Given passage:
[start]
Bill Ross (BBC Volunteer Story Editor).
INTRODUCTION
By
Mary Gray
This presentation was written by my husband, Joseph Patrick Gray. His journal tells his story of a big part of his life, from him being born in Philadelphia in the USA, and his youthful years. But mainly, it’s about his long army career from 1937 to1946 (+ 3 years reserve). He then lived in Northern Ireland where he joined the Royal Irish Fusiliers, aged 19.
After a period of training, he, along with the regiment, was posted to Malta, although it was still peace time. He was still there when war broke out. In total, he was in Malta for almost 6 years. The only time he got away was when Churchill announced that they wanted volunteers to start an army of airborne troops. My husband volunteered and he was sent to Egypt for rigorous training and to start parachute jumps. Then he and the rest were back to Malta — to starvation.
As no ships had got through the blockade, the soldiers and civilians alike had a bad time. There were air raids every day, over 3,000 of them in fact and they had no defence.
Well, at last, in June 1943, they were taken off Malta and boarded a ship, the first out of Malta for some time (they were still being bombed) and they landed at Port Said transit camp. He said that the first sight he saw that he’ll never forget was of piles of white bread; it wasn’t rationed either. The training was very hard but he enjoyed it. They were fully-fledged paras by now, doing 7 jumps a night. They were the first of a new battalion.
[end]
Stored records:
[start]
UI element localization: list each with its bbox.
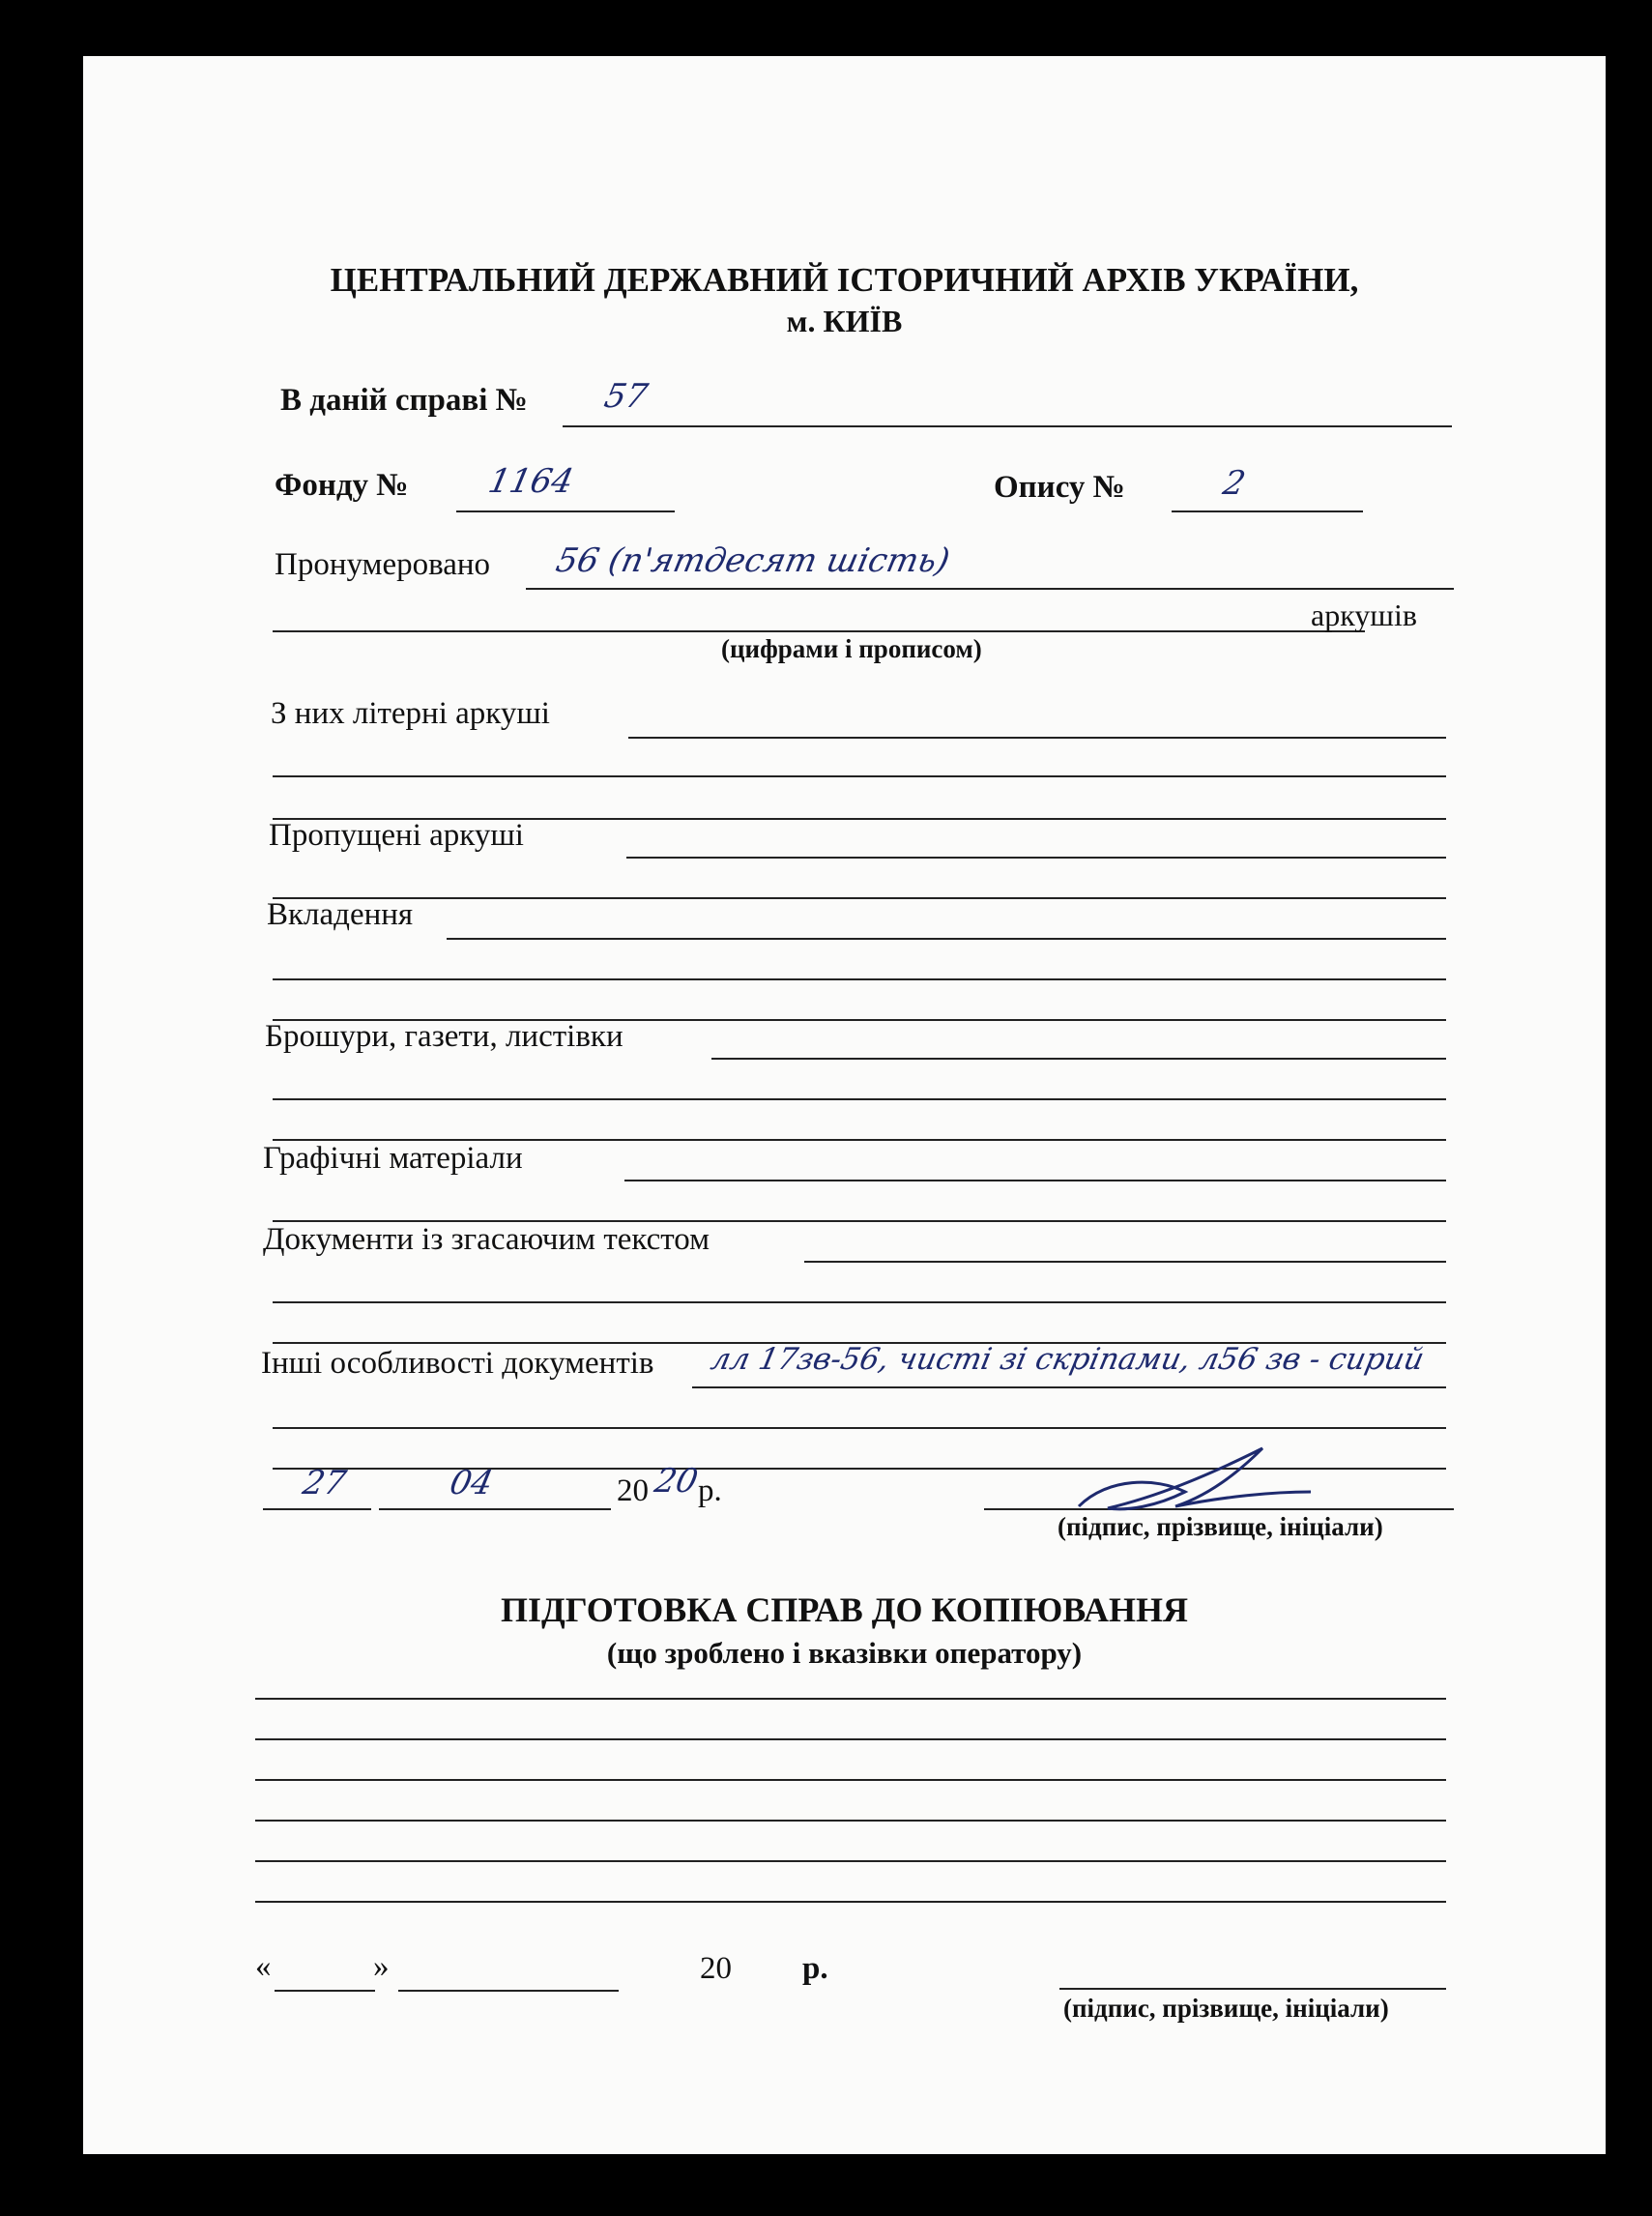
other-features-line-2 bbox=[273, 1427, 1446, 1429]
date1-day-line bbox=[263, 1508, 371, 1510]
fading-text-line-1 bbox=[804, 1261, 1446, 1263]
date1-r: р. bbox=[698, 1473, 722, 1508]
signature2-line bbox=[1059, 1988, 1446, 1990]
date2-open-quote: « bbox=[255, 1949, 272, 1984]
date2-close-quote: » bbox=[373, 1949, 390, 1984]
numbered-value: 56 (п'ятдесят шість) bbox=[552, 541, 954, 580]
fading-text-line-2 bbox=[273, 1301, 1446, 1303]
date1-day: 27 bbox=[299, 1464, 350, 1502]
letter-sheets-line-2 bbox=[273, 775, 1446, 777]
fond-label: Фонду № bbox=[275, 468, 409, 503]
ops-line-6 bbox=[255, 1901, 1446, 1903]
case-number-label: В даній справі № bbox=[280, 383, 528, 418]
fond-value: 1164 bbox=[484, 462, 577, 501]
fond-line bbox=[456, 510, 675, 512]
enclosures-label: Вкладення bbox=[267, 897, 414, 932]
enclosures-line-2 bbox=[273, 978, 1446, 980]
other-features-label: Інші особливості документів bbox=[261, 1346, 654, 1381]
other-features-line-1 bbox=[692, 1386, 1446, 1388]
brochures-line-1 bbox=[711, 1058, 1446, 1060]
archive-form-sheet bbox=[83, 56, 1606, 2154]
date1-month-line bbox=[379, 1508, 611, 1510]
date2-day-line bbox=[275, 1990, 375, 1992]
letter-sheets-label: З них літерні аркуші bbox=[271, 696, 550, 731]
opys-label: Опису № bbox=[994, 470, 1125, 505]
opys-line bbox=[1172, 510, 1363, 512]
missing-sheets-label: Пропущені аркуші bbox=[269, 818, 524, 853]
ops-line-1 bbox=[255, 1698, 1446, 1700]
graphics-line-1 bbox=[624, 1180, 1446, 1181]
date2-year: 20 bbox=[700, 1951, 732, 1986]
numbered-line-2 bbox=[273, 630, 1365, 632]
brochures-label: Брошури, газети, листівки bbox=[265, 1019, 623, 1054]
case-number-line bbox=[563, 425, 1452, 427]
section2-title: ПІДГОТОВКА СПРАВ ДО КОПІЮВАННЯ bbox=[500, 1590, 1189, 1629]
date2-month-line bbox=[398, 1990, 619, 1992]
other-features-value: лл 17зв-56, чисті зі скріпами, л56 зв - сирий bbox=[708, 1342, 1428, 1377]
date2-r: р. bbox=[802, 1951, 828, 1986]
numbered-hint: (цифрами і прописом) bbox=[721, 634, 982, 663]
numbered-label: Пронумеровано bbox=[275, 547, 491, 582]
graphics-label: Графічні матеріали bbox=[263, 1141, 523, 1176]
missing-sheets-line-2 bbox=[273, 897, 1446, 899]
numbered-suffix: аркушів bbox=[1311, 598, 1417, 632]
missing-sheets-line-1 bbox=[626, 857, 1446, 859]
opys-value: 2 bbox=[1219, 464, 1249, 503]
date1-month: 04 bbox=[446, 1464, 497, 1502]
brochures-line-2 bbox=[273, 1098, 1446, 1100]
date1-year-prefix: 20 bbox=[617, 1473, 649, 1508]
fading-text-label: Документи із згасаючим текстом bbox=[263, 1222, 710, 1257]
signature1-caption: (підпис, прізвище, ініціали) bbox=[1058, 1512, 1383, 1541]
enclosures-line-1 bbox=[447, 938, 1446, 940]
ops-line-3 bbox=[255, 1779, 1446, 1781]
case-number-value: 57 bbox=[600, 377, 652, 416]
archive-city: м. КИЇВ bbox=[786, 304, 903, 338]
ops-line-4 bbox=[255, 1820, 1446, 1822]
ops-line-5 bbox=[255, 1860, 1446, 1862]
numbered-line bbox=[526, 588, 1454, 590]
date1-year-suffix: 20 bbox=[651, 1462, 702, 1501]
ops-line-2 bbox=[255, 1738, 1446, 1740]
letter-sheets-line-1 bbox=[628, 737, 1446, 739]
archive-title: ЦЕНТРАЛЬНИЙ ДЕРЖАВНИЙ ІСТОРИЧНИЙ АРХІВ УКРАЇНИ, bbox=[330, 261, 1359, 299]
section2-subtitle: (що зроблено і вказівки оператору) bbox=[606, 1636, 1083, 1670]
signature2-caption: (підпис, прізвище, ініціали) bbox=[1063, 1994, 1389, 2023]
[end]
Problems to work on:
1. In the records, can you switch "bbox" to "box" throughout the part that opens with the line containing "other-features-line-2 bbox=[273, 1427, 1446, 1429]" and closes with the line containing "other-features-label: Інші особливості", leaving everything else unchanged and returning only those lines?
2. Can you pick up the introduction about Joseph Patrick Gray's army career from where it stops and continue it?

Answers to the tasks:
1.
other-features-line-2 box=[273, 1427, 1446, 1429]
date1-day-line box=[263, 1508, 371, 1510]
fading-text-line-1 box=[804, 1261, 1446, 1263]
date1-r: р. box=[698, 1473, 722, 1508]
signature2-line box=[1059, 1988, 1446, 1990]
date2-open-quote: « box=[255, 1949, 272, 1984]
date2-close-quote: » box=[373, 1949, 390, 1984]
numbered-value: 56 (п'ятдесят шість) box=[552, 541, 954, 580]
fading-text-line-2 box=[273, 1301, 1446, 1303]
date1-day: 27 box=[299, 1464, 350, 1502]
letter-sheets-line-2 box=[273, 775, 1446, 777]
fond-label: Фонду № box=[275, 468, 409, 503]
ops-line-6 box=[255, 1901, 1446, 1903]
case-number-label: В даній справі № box=[280, 383, 528, 418]
fond-value: 1164 box=[484, 462, 577, 501]
fond-line box=[456, 510, 675, 512]
enclosures-label: Вкладення box=[267, 897, 414, 932]
enclosures-line-2 box=[273, 978, 1446, 980]
other-features-label: Інші особливості документів box=[261, 1346, 654, 1381]

2.
There is so much to tell in his story. I am and always will be very proud of him: what he went through, the theatres of war, Malta, Iraq, Egypt, Palestine, the Gaza Strip, Jordan, the Isle of Kos and more, but lastly, Arnhem. He landed there on the second day of the fighting, the 18th of September (his birthday) and he was captured on the last day. After a long journey by train in cattle trucks, they arrived in Czechoslovakia, to a prisoner of war camp. They were there for 18 months where they suffered starvation again, and worked in coal mines with rags on their feet. They endured this until they were liberated by the Russians.
There is another sinister story to tell in addition to this one, that being of a red tape incident that really broke his heart. When he went with the intention of laying a wreath from the Sheffield ex Paras Reunion, he was turned away at the Belgian border, purely because he was American by birth. He had a valid visa, but they would not accept it and he was escorted back to the boat, then sent back to England. All he could say was that they didn’t ask to see his passport when he jumped and fought at Arnhem and all the other places. He served 27 years in all.
My dearest husband passed away 7 years ago (in 1998) and on the wall of my home is a velvet based frame containing 10 medals from different theatres of war he was in. It will be passed on to my sons. My husband was worth a thousand of others, he was a HERO!
The Philadelphian
An Autobiographical Account Of A
WW2 POW
By Joseph P. Gray
I am Joseph P. Gray and was born in Philadelphia, Pa. in the USA, to Patrick Gray and Mary, both from Co. Derry in Northern Ireland. They met and were married in the USA.
We lived in a terrace house at 1510 Gunter Street; my father worked at the local gasworks and my mother was a housewife. What she did before her marriage, I don’t know. I had sisters, Helen and Mary who were also born in the USA. I know my mother had her hands full looking after the three of our father, and us, plus having to deal with the housework.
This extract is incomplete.